++++ INFORMATION SHOWN ++++

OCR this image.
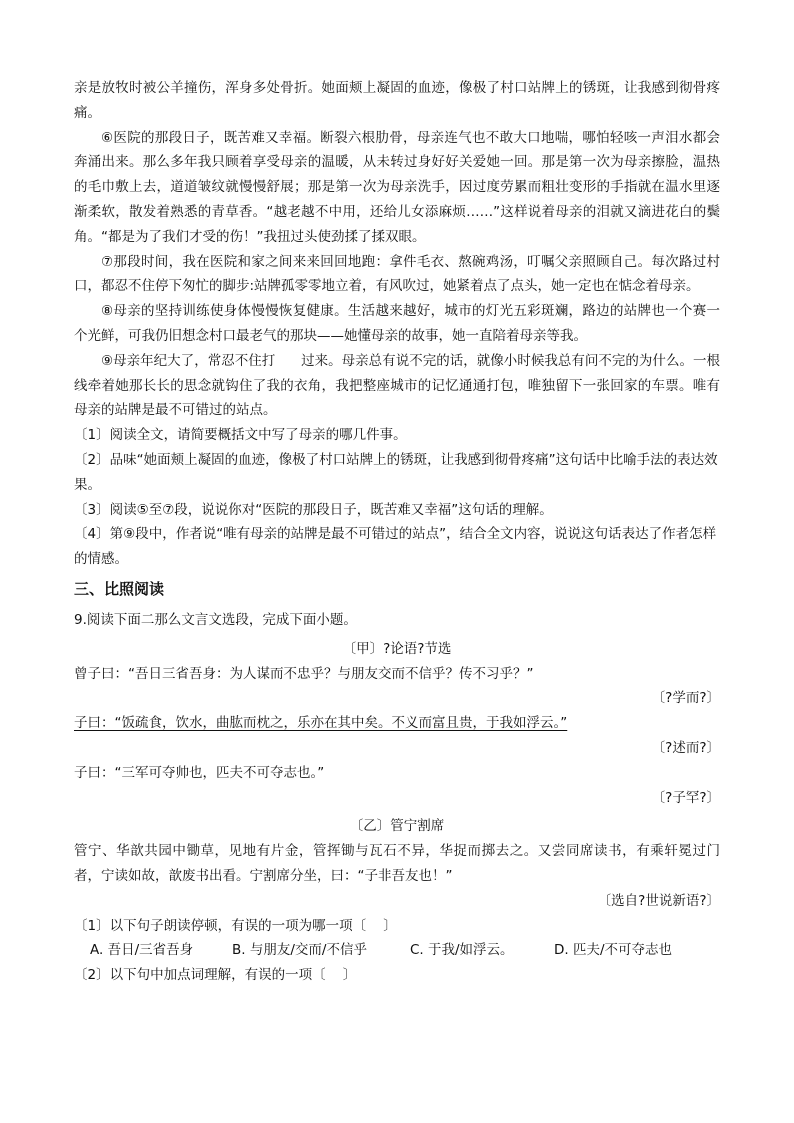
亲是放牧时被公羊撞伤，浑身多处骨折。她面颊上凝固的血迹，像极了村口站牌上的锈斑，让我感到彻骨疼痛。

⑥医院的那段日子，既苦难又幸福。断裂六根肋骨，母亲连气也不敢大口地喘，哪怕轻咳一声泪水都会奔涌出来。那么多年我只顾着享受母亲的温暖，从未转过身好好关爱她一回。那是第一次为母亲擦脸，温热的毛巾敷上去，道道皱纹就慢慢舒展；那是第一次为母亲洗手，因过度劳累而粗壮变形的手指就在温水里逐渐柔软，散发着熟悉的青草香。“越老越不中用，还给儿女添麻烦……”这样说着母亲的泪就又滴进花白的鬓角。“都是为了我们才受的伤！”我扭过头使劲揉了揉双眼。

⑦那段时间，我在医院和家之间来来回回地跑：拿件毛衣、熬碗鸡汤，叮嘱父亲照顾自己。每次路过村口，都忍不住停下匆忙的脚步:站牌孤零零地立着，有风吹过，她紧着点了点头，她一定也在惦念着母亲。

⑧母亲的坚持训练使身体慢慢恢复健康。生活越来越好，城市的灯光五彩斑斓，路边的站牌也一个赛一个光鲜，可我仍旧想念村口最老气的那块——她懂母亲的故事，她一直陪着母亲等我。

⑨母亲年纪大了，常忍不住打      过来。母亲总有说不完的话，就像小时候我总有问不完的为什么。一根      线牵着她那长长的思念就钩住了我的衣角，我把整座城市的记忆通通打包，唯独留下一张回家的车票。唯有母亲的站牌是最不可错过的站点。

〔1〕阅读全文，请简要概括文中写了母亲的哪几件事。

〔2〕品味“她面颊上凝固的血迹，像极了村口站牌上的锈斑，让我感到彻骨疼痛”这句话中比喻手法的表达效果。

〔3〕阅读⑤至⑦段，说说你对“医院的那段日子，既苦难又幸福”这句话的理解。

〔4〕第⑨段中，作者说“唯有母亲的站牌是最不可错过的站点”，结合全文内容，说说这句话表达了作者怎样的情感。

三、比照阅读

9.阅读下面二那么文言文选段，完成下面小题。

〔甲〕?论语?节选

曾子曰：“吾日三省吾身：为人谋而不忠乎？与朋友交而不信乎？传不习乎？”

〔?学而?〕

子曰：“饭疏食，饮水，曲肱而枕之，乐亦在其中矣。不义而富且贵，于我如浮云。”

〔?述而?〕

子曰：“三军可夺帅也，匹夫不可夺志也。”

〔?子罕?〕

〔乙〕管宁割席

管宁、华歆共园中锄草，见地有片金，管挥锄与瓦石不异，华捉而掷去之。又尝同席读书，有乘轩冕过门者，宁读如故，歆废书出看。宁割席分坐，曰：“子非吾友也！”

〔选自?世说新语?〕

〔1〕以下句子朗读停顿，有误的一项为哪一项〔    〕

A. 吾日/三省吾身	B. 与朋友/交而/不信乎	C. 于我/如浮云。	D. 匹夫/不可夺志也

〔2〕以下句中加点词理解，有误的一项〔    〕
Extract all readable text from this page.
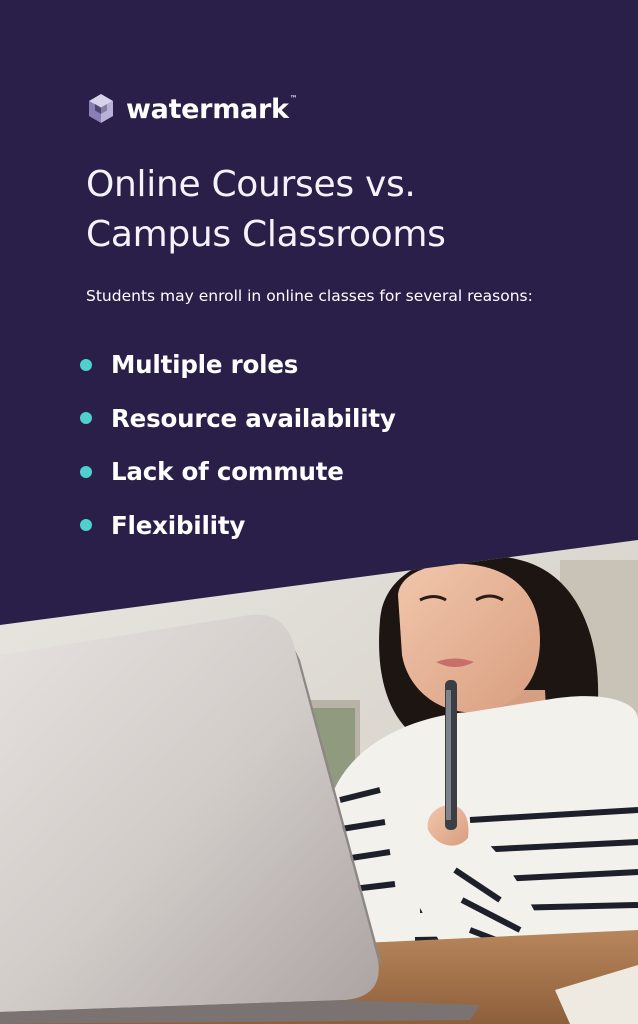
watermark™
Online Courses vs.
Campus Classrooms
Students may enroll in online classes for several reasons:
Multiple roles
Resource availability
Lack of commute
Flexibility
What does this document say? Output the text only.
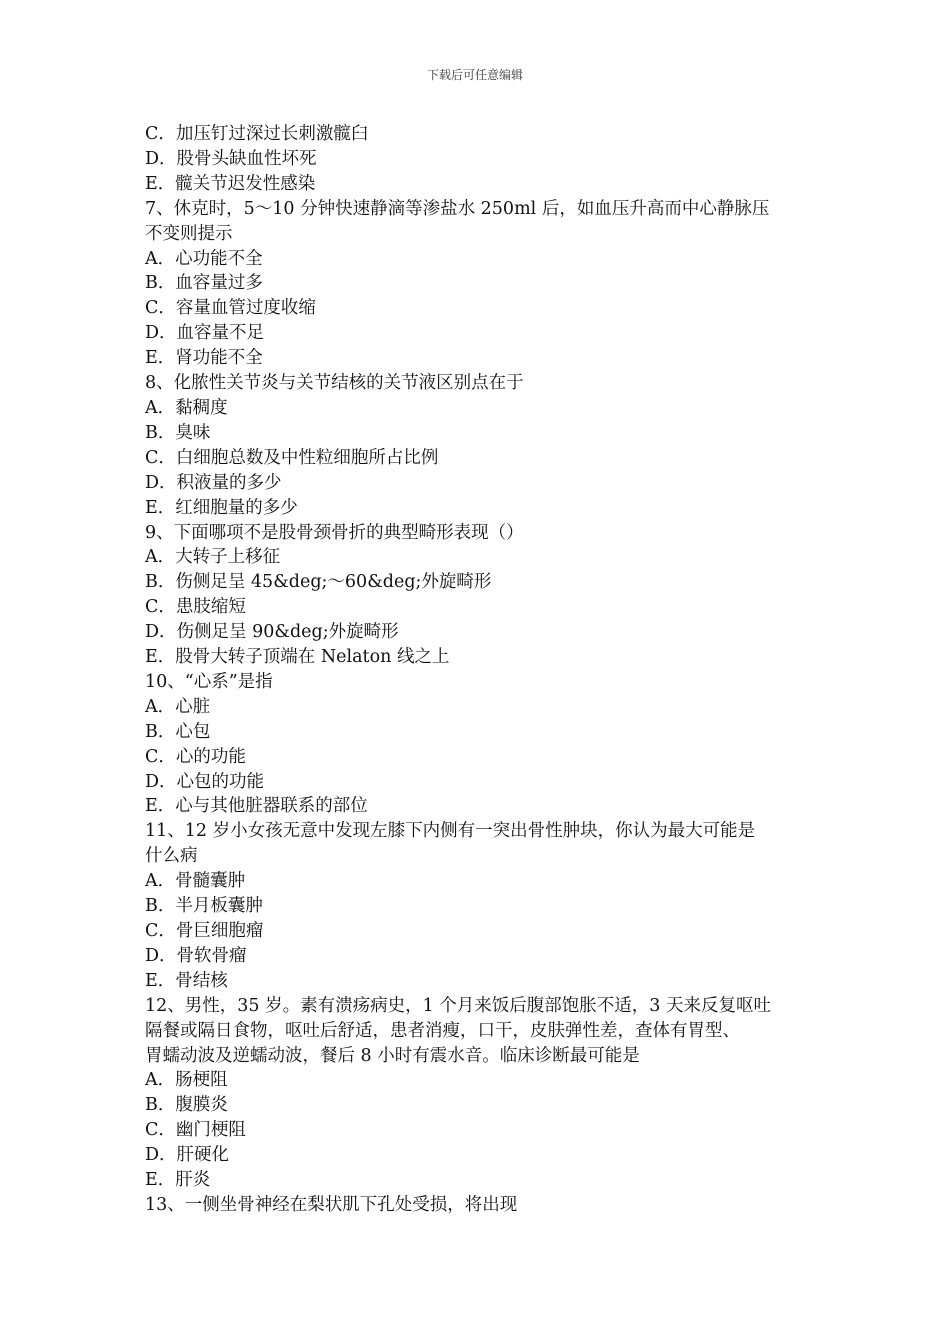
下载后可任意编辑

C．加压钉过深过长刺激髋臼

D．股骨头缺血性坏死

E．髋关节迟发性感染

7、休克时，5～10 分钟快速静滴等渗盐水 250ml 后，如血压升高而中心静脉压

不变则提示

A．心功能不全

B．血容量过多

C．容量血管过度收缩

D．血容量不足

E．肾功能不全

8、化脓性关节炎与关节结核的关节液区别点在于

A．黏稠度

B．臭味

C．白细胞总数及中性粒细胞所占比例

D．积液量的多少

E．红细胞量的多少

9、下面哪项不是股骨颈骨折的典型畸形表现（）

A．大转子上移征

B．伤侧足呈 45&deg;～60&deg;外旋畸形

C．患肢缩短

D．伤侧足呈 90&deg;外旋畸形

E．股骨大转子顶端在 Nelaton 线之上

10、“心系”是指

A．心脏

B．心包

C．心的功能

D．心包的功能

E．心与其他脏器联系的部位

11、12 岁小女孩无意中发现左膝下内侧有一突出骨性肿块，你认为最大可能是

什么病

A．骨髓囊肿

B．半月板囊肿

C．骨巨细胞瘤

D．骨软骨瘤

E．骨结核

12、男性，35 岁。素有溃疡病史，1 个月来饭后腹部饱胀不适，3 天来反复呕吐

隔餐或隔日食物，呕吐后舒适，患者消瘦，口干，皮肤弹性差，查体有胃型、

胃蠕动波及逆蠕动波，餐后 8 小时有震水音。临床诊断最可能是

A．肠梗阻

B．腹膜炎

C．幽门梗阻

D．肝硬化

E．肝炎

13、一侧坐骨神经在梨状肌下孔处受损，将出现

++++

→ **GOAL**: Without including any pictures, output all the entries above exactly.

→ **FINISHED TASK**:
OCR this image.
亲是放牧时被公羊撞伤，浑身多处骨折。她面颊上凝固的血迹，像极了村口站牌上的锈斑，让我感到彻骨疼痛。

⑥医院的那段日子，既苦难又幸福。断裂六根肋骨，母亲连气也不敢大口地喘，哪怕轻咳一声泪水都会奔涌出来。那么多年我只顾着享受母亲的温暖，从未转过身好好关爱她一回。那是第一次为母亲擦脸，温热的毛巾敷上去，道道皱纹就慢慢舒展；那是第一次为母亲洗手，因过度劳累而粗壮变形的手指就在温水里逐渐柔软，散发着熟悉的青草香。“越老越不中用，还给儿女添麻烦……”这样说着母亲的泪就又滴进花白的鬓角。“都是为了我们才受的伤！”我扭过头使劲揉了揉双眼。

⑦那段时间，我在医院和家之间来来回回地跑：拿件毛衣、熬碗鸡汤，叮嘱父亲照顾自己。每次路过村口，都忍不住停下匆忙的脚步:站牌孤零零地立着，有风吹过，她紧着点了点头，她一定也在惦念着母亲。

⑧母亲的坚持训练使身体慢慢恢复健康。生活越来越好，城市的灯光五彩斑斓，路边的站牌也一个赛一个光鲜，可我仍旧想念村口最老气的那块——她懂母亲的故事，她一直陪着母亲等我。

⑨母亲年纪大了，常忍不住打      过来。母亲总有说不完的话，就像小时候我总有问不完的为什么。一根      线牵着她那长长的思念就钩住了我的衣角，我把整座城市的记忆通通打包，唯独留下一张回家的车票。唯有母亲的站牌是最不可错过的站点。

〔1〕阅读全文，请简要概括文中写了母亲的哪几件事。

〔2〕品味“她面颊上凝固的血迹，像极了村口站牌上的锈斑，让我感到彻骨疼痛”这句话中比喻手法的表达效果。

〔3〕阅读⑤至⑦段，说说你对“医院的那段日子，既苦难又幸福”这句话的理解。

〔4〕第⑨段中，作者说“唯有母亲的站牌是最不可错过的站点”，结合全文内容，说说这句话表达了作者怎样的情感。

三、比照阅读

9.阅读下面二那么文言文选段，完成下面小题。

〔甲〕?论语?节选

曾子曰：“吾日三省吾身：为人谋而不忠乎？与朋友交而不信乎？传不习乎？”

〔?学而?〕

子曰：“饭疏食，饮水，曲肱而枕之，乐亦在其中矣。不义而富且贵，于我如浮云。”

〔?述而?〕

子曰：“三军可夺帅也，匹夫不可夺志也。”

〔?子罕?〕

〔乙〕管宁割席

管宁、华歆共园中锄草，见地有片金，管挥锄与瓦石不异，华捉而掷去之。又尝同席读书，有乘轩冕过门者，宁读如故，歆废书出看。宁割席分坐，曰：“子非吾友也！”

〔选自?世说新语?〕

〔1〕以下句子朗读停顿，有误的一项为哪一项〔    〕

A. 吾日/三省吾身	B. 与朋友/交而/不信乎	C. 于我/如浮云。	D. 匹夫/不可夺志也

〔2〕以下句中加点词理解，有误的一项〔    〕
Extract all readable text from this page.
watermark™
Online Courses vs.
Campus Classrooms
Students may enroll in online classes for several reasons:
Multiple roles
Resource availability
Lack of commute
Flexibility
What does this document say? Output the text only.
下载后可任意编辑

C．加压钉过深过长刺激髋臼

D．股骨头缺血性坏死

E．髋关节迟发性感染

7、休克时，5～10 分钟快速静滴等渗盐水 250ml 后，如血压升高而中心静脉压

不变则提示

A．心功能不全

B．血容量过多

C．容量血管过度收缩

D．血容量不足

E．肾功能不全

8、化脓性关节炎与关节结核的关节液区别点在于

A．黏稠度

B．臭味

C．白细胞总数及中性粒细胞所占比例

D．积液量的多少

E．红细胞量的多少

9、下面哪项不是股骨颈骨折的典型畸形表现（）

A．大转子上移征

B．伤侧足呈 45&deg;～60&deg;外旋畸形

C．患肢缩短

D．伤侧足呈 90&deg;外旋畸形

E．股骨大转子顶端在 Nelaton 线之上

10、“心系”是指

A．心脏

B．心包

C．心的功能

D．心包的功能

E．心与其他脏器联系的部位

11、12 岁小女孩无意中发现左膝下内侧有一突出骨性肿块，你认为最大可能是

什么病

A．骨髓囊肿

B．半月板囊肿

C．骨巨细胞瘤

D．骨软骨瘤

E．骨结核

12、男性，35 岁。素有溃疡病史，1 个月来饭后腹部饱胀不适，3 天来反复呕吐

隔餐或隔日食物，呕吐后舒适，患者消瘦，口干，皮肤弹性差，查体有胃型、

胃蠕动波及逆蠕动波，餐后 8 小时有震水音。临床诊断最可能是

A．肠梗阻

B．腹膜炎

C．幽门梗阻

D．肝硬化

E．肝炎

13、一侧坐骨神经在梨状肌下孔处受损，将出现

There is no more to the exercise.